» **Prompt**: Reproduce all entries precisely, down to the last character.

» **Data**:
○ ○ ○
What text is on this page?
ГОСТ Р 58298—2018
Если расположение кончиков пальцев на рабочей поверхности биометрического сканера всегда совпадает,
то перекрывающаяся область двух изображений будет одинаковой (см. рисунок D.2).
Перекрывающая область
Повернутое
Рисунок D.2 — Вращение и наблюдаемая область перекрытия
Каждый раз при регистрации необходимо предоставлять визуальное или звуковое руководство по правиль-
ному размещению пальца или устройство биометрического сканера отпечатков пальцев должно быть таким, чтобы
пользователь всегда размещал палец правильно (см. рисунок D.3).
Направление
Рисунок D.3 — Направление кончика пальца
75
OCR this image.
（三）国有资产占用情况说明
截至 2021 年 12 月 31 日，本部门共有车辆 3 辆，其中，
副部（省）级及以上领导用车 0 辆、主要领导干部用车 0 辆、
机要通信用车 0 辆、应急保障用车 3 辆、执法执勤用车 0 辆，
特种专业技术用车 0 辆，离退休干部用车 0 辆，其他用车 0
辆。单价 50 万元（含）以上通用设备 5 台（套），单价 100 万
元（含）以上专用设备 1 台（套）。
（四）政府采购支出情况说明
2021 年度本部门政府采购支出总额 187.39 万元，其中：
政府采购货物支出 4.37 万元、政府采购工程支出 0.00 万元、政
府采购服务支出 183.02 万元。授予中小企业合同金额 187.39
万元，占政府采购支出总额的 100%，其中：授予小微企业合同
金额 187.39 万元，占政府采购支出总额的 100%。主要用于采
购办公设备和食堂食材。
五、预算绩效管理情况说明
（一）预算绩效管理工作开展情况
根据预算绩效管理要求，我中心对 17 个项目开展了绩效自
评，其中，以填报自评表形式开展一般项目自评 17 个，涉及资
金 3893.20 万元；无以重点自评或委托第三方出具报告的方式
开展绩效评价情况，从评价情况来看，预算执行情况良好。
○ ○ ○
» **Complete output**:
What text is on this page?
ГОСТ Р 58298—2018
Если расположение кончиков пальцев на рабочей поверхности биометрического сканера всегда совпадает,
то перекрывающаяся область двух изображений будет одинаковой (см. рисунок D.2).
Перекрывающая область
Повернутое
Рисунок D.2 — Вращение и наблюдаемая область перекрытия
Каждый раз при регистрации необходимо предоставлять визуальное или звуковое руководство по правиль-
ному размещению пальца или устройство биометрического сканера отпечатков пальцев должно быть таким, чтобы
пользователь всегда размещал палец правильно (см. рисунок D.3).
Направление
Рисунок D.3 — Направление кончика пальца
75
OCR this image.
（三）国有资产占用情况说明
截至 2021 年 12 月 31 日，本部门共有车辆 3 辆，其中，
副部（省）级及以上领导用车 0 辆、主要领导干部用车 0 辆、
机要通信用车 0 辆、应急保障用车 3 辆、执法执勤用车 0 辆，
特种专业技术用车 0 辆，离退休干部用车 0 辆，其他用车 0
辆。单价 50 万元（含）以上通用设备 5 台（套），单价 100 万
元（含）以上专用设备 1 台（套）。
（四）政府采购支出情况说明
2021 年度本部门政府采购支出总额 187.39 万元，其中：
政府采购货物支出 4.37 万元、政府采购工程支出 0.00 万元、政
府采购服务支出 183.02 万元。授予中小企业合同金额 187.39
万元，占政府采购支出总额的 100%，其中：授予小微企业合同
金额 187.39 万元，占政府采购支出总额的 100%。主要用于采
购办公设备和食堂食材。
五、预算绩效管理情况说明
（一）预算绩效管理工作开展情况
根据预算绩效管理要求，我中心对 17 个项目开展了绩效自
评，其中，以填报自评表形式开展一般项目自评 17 个，涉及资
金 3893.20 万元；无以重点自评或委托第三方出具报告的方式
开展绩效评价情况，从评价情况来看，预算执行情况良好。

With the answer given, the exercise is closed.